(EXTRACTED INFORMATION)
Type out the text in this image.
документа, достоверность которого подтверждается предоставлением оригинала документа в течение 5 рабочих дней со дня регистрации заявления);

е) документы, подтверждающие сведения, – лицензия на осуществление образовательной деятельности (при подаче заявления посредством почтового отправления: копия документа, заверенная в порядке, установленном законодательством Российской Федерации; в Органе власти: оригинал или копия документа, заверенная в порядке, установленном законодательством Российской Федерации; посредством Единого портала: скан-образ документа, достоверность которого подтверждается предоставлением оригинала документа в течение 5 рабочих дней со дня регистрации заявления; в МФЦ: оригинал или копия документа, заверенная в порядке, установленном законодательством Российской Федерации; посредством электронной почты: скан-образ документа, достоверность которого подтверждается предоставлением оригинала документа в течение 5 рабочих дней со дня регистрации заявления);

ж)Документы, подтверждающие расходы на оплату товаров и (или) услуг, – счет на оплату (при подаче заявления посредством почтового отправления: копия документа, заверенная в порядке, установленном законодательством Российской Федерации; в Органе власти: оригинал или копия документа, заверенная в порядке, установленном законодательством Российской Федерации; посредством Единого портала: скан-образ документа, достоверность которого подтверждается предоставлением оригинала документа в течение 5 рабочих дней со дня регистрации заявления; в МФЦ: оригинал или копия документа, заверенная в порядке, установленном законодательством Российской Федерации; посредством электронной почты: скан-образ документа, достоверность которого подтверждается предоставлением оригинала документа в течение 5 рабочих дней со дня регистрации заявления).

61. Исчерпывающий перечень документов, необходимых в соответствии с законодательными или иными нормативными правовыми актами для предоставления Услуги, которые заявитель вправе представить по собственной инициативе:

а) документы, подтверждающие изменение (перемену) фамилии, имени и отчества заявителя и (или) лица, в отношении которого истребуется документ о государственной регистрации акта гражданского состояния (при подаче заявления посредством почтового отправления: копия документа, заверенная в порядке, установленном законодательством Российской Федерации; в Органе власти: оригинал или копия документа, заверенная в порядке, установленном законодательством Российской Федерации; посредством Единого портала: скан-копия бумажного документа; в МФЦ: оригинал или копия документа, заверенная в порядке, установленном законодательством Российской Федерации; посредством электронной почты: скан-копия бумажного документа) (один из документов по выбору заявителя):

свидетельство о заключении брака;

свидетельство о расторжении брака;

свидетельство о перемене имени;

(PROMPT) Take the entries above and copy them out exactly.

(THE SOLUTION)
Type out the text in this image.
документа, достоверность которого подтверждается предоставлением оригинала документа в течение 5 рабочих дней со дня регистрации заявления);

е) документы, подтверждающие сведения, – лицензия на осуществление образовательной деятельности (при подаче заявления посредством почтового отправления: копия документа, заверенная в порядке, установленном законодательством Российской Федерации; в Органе власти: оригинал или копия документа, заверенная в порядке, установленном законодательством Российской Федерации; посредством Единого портала: скан-образ документа, достоверность которого подтверждается предоставлением оригинала документа в течение 5 рабочих дней со дня регистрации заявления; в МФЦ: оригинал или копия документа, заверенная в порядке, установленном законодательством Российской Федерации; посредством электронной почты: скан-образ документа, достоверность которого подтверждается предоставлением оригинала документа в течение 5 рабочих дней со дня регистрации заявления);

ж)Документы, подтверждающие расходы на оплату товаров и (или) услуг, – счет на оплату (при подаче заявления посредством почтового отправления: копия документа, заверенная в порядке, установленном законодательством Российской Федерации; в Органе власти: оригинал или копия документа, заверенная в порядке, установленном законодательством Российской Федерации; посредством Единого портала: скан-образ документа, достоверность которого подтверждается предоставлением оригинала документа в течение 5 рабочих дней со дня регистрации заявления; в МФЦ: оригинал или копия документа, заверенная в порядке, установленном законодательством Российской Федерации; посредством электронной почты: скан-образ документа, достоверность которого подтверждается предоставлением оригинала документа в течение 5 рабочих дней со дня регистрации заявления).

61. Исчерпывающий перечень документов, необходимых в соответствии с законодательными или иными нормативными правовыми актами для предоставления Услуги, которые заявитель вправе представить по собственной инициативе:

а) документы, подтверждающие изменение (перемену) фамилии, имени и отчества заявителя и (или) лица, в отношении которого истребуется документ о государственной регистрации акта гражданского состояния (при подаче заявления посредством почтового отправления: копия документа, заверенная в порядке, установленном законодательством Российской Федерации; в Органе власти: оригинал или копия документа, заверенная в порядке, установленном законодательством Российской Федерации; посредством Единого портала: скан-копия бумажного документа; в МФЦ: оригинал или копия документа, заверенная в порядке, установленном законодательством Российской Федерации; посредством электронной почты: скан-копия бумажного документа) (один из документов по выбору заявителя):

свидетельство о заключении брака;

свидетельство о расторжении брака;

свидетельство о перемене имени;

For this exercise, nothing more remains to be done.